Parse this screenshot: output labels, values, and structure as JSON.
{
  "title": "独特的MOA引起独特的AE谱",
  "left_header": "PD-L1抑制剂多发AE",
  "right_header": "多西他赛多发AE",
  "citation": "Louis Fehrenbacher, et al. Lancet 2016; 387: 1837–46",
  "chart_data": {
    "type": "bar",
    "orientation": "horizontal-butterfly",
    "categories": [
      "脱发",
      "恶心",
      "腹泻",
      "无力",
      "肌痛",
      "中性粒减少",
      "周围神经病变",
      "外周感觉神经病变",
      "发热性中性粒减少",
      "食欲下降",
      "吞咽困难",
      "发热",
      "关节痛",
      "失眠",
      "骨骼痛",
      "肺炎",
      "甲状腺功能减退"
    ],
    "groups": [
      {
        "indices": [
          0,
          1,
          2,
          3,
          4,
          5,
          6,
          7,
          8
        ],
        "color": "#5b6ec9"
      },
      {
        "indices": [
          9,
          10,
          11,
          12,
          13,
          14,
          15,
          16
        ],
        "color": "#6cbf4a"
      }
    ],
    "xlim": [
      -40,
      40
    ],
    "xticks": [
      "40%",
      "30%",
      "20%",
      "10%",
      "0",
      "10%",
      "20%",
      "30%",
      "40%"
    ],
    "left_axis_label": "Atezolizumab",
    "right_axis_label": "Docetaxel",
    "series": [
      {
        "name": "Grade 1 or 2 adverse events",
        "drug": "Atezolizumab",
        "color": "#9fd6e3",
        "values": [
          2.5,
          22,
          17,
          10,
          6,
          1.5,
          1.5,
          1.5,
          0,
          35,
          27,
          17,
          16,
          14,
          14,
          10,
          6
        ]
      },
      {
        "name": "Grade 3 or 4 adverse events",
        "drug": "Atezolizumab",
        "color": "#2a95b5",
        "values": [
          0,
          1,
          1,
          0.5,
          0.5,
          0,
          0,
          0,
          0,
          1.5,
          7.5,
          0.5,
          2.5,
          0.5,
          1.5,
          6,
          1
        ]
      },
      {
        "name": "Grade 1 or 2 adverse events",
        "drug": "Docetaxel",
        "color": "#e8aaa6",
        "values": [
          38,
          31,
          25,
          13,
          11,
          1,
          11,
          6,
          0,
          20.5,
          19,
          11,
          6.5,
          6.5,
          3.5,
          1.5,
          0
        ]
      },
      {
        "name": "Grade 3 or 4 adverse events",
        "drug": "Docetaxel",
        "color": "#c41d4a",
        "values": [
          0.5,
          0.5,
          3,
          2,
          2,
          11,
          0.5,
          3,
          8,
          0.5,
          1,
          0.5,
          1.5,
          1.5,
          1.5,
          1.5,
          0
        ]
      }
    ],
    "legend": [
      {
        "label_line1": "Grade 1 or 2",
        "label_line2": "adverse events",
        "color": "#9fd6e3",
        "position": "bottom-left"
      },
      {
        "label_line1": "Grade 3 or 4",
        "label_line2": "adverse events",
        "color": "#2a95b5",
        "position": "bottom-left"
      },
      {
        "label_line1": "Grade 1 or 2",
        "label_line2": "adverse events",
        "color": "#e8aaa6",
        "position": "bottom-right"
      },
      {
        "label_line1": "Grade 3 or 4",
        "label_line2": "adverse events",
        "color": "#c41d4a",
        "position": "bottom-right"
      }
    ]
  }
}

========

* STATED PROBLEM
Each entry above is to be quoted exactly.

* THE RESULT
Parse this screenshot: output labels, values, and structure as JSON.
{
  "title": "独特的MOA引起独特的AE谱",
  "left_header": "PD-L1抑制剂多发AE",
  "right_header": "多西他赛多发AE",
  "citation": "Louis Fehrenbacher, et al. Lancet 2016; 387: 1837–46",
  "chart_data": {
    "type": "bar",
    "orientation": "horizontal-butterfly",
    "categories": [
      "脱发",
      "恶心",
      "腹泻",
      "无力",
      "肌痛",
      "中性粒减少",
      "周围神经病变",
      "外周感觉神经病变",
      "发热性中性粒减少",
      "食欲下降",
      "吞咽困难",
      "发热",
      "关节痛",
      "失眠",
      "骨骼痛",
      "肺炎",
      "甲状腺功能减退"
    ],
    "groups": [
      {
        "indices": [
          0,
          1,
          2,
          3,
          4,
          5,
          6,
          7,
          8
        ],
        "color": "#5b6ec9"
      },
      {
        "indices": [
          9,
          10,
          11,
          12,
          13,
          14,
          15,
          16
        ],
        "color": "#6cbf4a"
      }
    ],
    "xlim": [
      -40,
      40
    ],
    "xticks": [
      "40%",
      "30%",
      "20%",
      "10%",
      "0",
      "10%",
      "20%",
      "30%",
      "40%"
    ],
    "left_axis_label": "Atezolizumab",
    "right_axis_label": "Docetaxel",
    "series": [
      {
        "name": "Grade 1 or 2 adverse events",
        "drug": "Atezolizumab",
        "color": "#9fd6e3",
        "values": [
          2.5,
          22,
          17,
          10,
          6,
          1.5,
          1.5,
          1.5,
          0,
          35,
          27,
          17,
          16,
          14,
          14,
          10,
          6
        ]
      },
      {
        "name": "Grade 3 or 4 adverse events",
        "drug": "Atezolizumab",
        "color": "#2a95b5",
        "values": [
          0,
          1,
          1,
          0.5,
          0.5,
          0,
          0,
          0,
          0,
          1.5,
          7.5,
          0.5,
          2.5,
          0.5,
          1.5,
          6,
          1
        ]
      },
      {
        "name": "Grade 1 or 2 adverse events",
        "drug": "Docetaxel",
        "color": "#e8aaa6",
        "values": [
          38,
          31,
          25,
          13,
          11,
          1,
          11,
          6,
          0,
          20.5,
          19,
          11,
          6.5,
          6.5,
          3.5,
          1.5,
          0
        ]
      },
      {
        "name": "Grade 3 or 4 adverse events",
        "drug": "Docetaxel",
        "color": "#c41d4a",
        "values": [
          0.5,
          0.5,
          3,
          2,
          2,
          11,
          0.5,
          3,
          8,
          0.5,
          1,
          0.5,
          1.5,
          1.5,
          1.5,
          1.5,
          0
        ]
      }
    ],
    "legend": [
      {
        "label_line1": "Grade 1 or 2",
        "label_line2": "adverse events",
        "color": "#9fd6e3",
        "position": "bottom-left"
      },
      {
        "label_line1": "Grade 3 or 4",
        "label_line2": "adverse events",
        "color": "#2a95b5",
        "position": "bottom-left"
      },
      {
        "label_line1": "Grade 1 or 2",
        "label_line2": "adverse events",
        "color": "#e8aaa6",
        "position": "bottom-right"
      },
      {
        "label_line1": "Grade 3 or 4",
        "label_line2": "adverse events",
        "color": "#c41d4a",
        "position": "bottom-right"
      }
    ]
  }
}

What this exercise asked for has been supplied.